> To be done:
Identify, in the records below, every line where the string "Obtenue" appears, and copy each such line.

> Supplied entries:
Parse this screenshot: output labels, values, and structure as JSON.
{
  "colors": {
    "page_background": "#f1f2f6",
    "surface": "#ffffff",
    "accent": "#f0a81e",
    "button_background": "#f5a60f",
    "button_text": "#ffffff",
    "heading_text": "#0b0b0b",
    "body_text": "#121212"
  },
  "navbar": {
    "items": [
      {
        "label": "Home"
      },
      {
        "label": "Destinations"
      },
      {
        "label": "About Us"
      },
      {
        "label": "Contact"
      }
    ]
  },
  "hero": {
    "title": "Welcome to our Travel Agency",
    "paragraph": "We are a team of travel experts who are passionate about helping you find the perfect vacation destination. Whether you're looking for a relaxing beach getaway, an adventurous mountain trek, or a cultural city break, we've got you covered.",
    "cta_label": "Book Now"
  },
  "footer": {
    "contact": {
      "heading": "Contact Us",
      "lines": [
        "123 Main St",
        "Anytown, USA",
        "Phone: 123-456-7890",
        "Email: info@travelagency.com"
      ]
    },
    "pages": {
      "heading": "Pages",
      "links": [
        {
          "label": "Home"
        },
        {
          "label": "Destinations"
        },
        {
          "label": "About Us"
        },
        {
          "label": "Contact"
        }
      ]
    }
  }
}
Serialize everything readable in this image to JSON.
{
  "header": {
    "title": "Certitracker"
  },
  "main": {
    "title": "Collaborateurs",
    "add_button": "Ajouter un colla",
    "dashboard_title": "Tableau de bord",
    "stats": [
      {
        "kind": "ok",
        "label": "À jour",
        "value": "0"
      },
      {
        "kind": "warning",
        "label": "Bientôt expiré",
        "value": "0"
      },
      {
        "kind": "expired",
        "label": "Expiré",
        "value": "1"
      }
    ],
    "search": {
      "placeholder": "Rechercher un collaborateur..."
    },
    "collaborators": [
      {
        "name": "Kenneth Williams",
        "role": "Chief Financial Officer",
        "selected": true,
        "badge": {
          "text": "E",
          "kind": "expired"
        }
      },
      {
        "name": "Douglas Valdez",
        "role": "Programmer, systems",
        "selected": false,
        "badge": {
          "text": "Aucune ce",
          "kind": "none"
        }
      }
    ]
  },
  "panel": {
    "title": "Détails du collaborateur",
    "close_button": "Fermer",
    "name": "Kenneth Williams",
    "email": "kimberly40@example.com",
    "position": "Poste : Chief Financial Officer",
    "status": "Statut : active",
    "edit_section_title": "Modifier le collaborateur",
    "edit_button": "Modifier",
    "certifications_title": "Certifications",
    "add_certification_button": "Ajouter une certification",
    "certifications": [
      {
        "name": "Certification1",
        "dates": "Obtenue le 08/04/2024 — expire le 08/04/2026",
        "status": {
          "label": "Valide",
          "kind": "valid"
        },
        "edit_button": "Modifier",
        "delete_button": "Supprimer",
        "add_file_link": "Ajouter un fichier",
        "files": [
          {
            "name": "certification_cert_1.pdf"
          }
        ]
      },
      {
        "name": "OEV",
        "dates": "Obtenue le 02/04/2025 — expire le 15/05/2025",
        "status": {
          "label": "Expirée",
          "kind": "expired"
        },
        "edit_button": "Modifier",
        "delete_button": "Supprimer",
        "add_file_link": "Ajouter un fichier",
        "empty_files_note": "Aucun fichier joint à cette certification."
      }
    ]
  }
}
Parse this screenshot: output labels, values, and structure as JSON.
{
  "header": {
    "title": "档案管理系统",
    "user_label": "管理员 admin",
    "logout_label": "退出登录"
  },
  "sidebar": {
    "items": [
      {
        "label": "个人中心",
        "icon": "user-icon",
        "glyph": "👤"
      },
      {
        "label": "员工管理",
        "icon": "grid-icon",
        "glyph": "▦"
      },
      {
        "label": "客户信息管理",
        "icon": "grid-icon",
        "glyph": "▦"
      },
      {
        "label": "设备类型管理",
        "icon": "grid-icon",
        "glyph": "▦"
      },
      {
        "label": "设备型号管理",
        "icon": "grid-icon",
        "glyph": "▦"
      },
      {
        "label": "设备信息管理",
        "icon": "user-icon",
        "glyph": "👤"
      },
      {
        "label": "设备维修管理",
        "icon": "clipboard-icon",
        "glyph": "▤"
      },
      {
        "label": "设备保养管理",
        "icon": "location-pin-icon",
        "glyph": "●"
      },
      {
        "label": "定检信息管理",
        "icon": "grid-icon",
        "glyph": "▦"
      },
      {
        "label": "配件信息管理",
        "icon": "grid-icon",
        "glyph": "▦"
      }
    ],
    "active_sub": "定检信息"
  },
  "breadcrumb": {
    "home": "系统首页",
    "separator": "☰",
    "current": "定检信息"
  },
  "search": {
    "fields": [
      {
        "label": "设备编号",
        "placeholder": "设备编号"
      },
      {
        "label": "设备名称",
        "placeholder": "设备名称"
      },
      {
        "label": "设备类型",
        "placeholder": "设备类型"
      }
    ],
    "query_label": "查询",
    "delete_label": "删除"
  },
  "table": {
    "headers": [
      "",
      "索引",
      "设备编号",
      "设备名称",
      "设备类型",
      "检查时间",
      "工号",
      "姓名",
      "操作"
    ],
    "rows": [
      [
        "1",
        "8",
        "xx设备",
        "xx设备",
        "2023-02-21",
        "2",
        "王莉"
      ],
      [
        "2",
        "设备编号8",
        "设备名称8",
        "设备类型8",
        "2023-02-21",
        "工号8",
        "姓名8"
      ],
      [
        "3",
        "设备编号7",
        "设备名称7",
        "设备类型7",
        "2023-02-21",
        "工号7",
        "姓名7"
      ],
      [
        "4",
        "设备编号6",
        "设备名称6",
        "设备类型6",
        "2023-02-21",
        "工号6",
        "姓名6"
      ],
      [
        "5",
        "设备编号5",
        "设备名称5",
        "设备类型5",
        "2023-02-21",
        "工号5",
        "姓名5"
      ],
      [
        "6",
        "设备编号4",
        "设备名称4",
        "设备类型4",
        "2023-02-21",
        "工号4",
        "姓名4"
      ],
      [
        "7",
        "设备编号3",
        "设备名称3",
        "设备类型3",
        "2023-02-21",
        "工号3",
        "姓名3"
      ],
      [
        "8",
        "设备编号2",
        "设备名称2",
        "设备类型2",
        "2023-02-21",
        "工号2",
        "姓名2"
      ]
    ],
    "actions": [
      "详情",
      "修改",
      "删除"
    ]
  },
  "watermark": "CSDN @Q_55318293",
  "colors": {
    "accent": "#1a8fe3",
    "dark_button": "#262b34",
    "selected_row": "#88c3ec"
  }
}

> Written solution:
        "dates": "Obtenue le 08/04/2024 — expire le 08/04/2026",
        "dates": "Obtenue le 02/04/2025 — expire le 15/05/2025",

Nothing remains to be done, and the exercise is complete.